Stated problem. Transcribe the listing exactly, leaving out every picture.

Record excerpts.
-------------------------

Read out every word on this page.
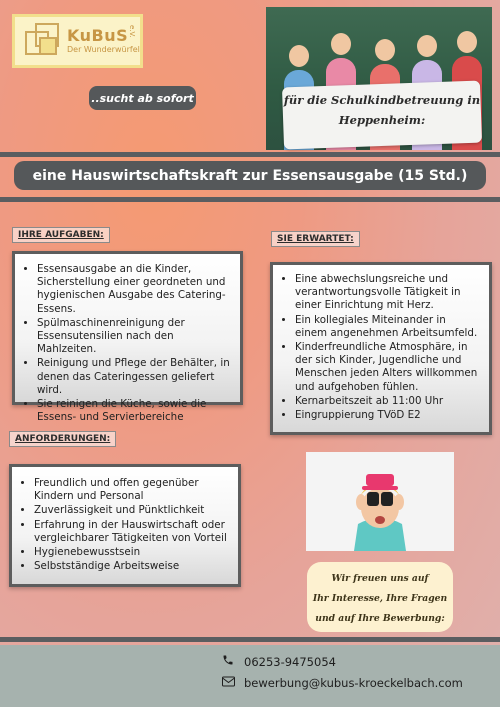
KuBuS
Der Wunderwürfel
e.V.
..sucht ab sofort	für die Schulkindbetreuung in
Heppenheim:
eine Hauswirtschaftskraft zur Essensausgabe (15 Std.)
IHRE AUFGABEN:
• Essensausgabe an die Kinder, Sicherstellung einer geordneten und hygienischen Ausgabe des Catering-Essens.
• Spülmaschinenreinigung der Essensutensilien nach den Mahlzeiten.
• Reinigung und Pflege der Behälter, in denen das Cateringessen geliefert wird.
• Sie reinigen die Küche, sowie die Essens- und Servierbereiche
SIE ERWARTET:
• Eine abwechslungsreiche und verantwortungsvolle Tätigkeit in einer Einrichtung mit Herz.
• Ein kollegiales Miteinander in einem angenehmen Arbeitsumfeld.
• Kinderfreundliche Atmosphäre, in der sich Kinder, Jugendliche und Menschen jeden Alters willkommen und aufgehoben fühlen.
• Kernarbeitszeit ab 11:00 Uhr
• Eingruppierung TVöD E2
ANFORDERUNGEN:
• Freundlich und offen gegenüber Kindern und Personal
• Zuverlässigkeit und Pünktlichkeit
• Erfahrung in der Hauswirtschaft oder vergleichbarer Tätigkeiten von Vorteil
• Hygienebewusstsein
• Selbstständige Arbeitsweise
Wir freuen uns auf
Ihr Interesse, Ihre Fragen
und auf Ihre Bewerbung:
06253-9475054
bewerbung@kubus-kroeckelbach.com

-------------------------

The completed task.
Read out every word on this page.
KuBuS
Der Wunderwürfel
e.V.
..sucht ab sofort	für die Schulkindbetreuung in
Heppenheim:
eine Hauswirtschaftskraft zur Essensausgabe (15 Std.)
IHRE AUFGABEN:
• Essensausgabe an die Kinder, Sicherstellung einer geordneten und hygienischen Ausgabe des Catering-Essens.
• Spülmaschinenreinigung der Essensutensilien nach den Mahlzeiten.
• Reinigung und Pflege der Behälter, in denen das Cateringessen geliefert wird.
• Sie reinigen die Küche, sowie die Essens- und Servierbereiche
SIE ERWARTET:
• Eine abwechslungsreiche und verantwortungsvolle Tätigkeit in einer Einrichtung mit Herz.
• Ein kollegiales Miteinander in einem angenehmen Arbeitsumfeld.
• Kinderfreundliche Atmosphäre, in der sich Kinder, Jugendliche und Menschen jeden Alters willkommen und aufgehoben fühlen.
• Kernarbeitszeit ab 11:00 Uhr
• Eingruppierung TVöD E2
ANFORDERUNGEN:
• Freundlich und offen gegenüber Kindern und Personal
• Zuverlässigkeit und Pünktlichkeit
• Erfahrung in der Hauswirtschaft oder vergleichbarer Tätigkeiten von Vorteil
• Hygienebewusstsein
• Selbstständige Arbeitsweise
Wir freuen uns auf
Ihr Interesse, Ihre Fragen
und auf Ihre Bewerbung:
06253-9475054
bewerbung@kubus-kroeckelbach.com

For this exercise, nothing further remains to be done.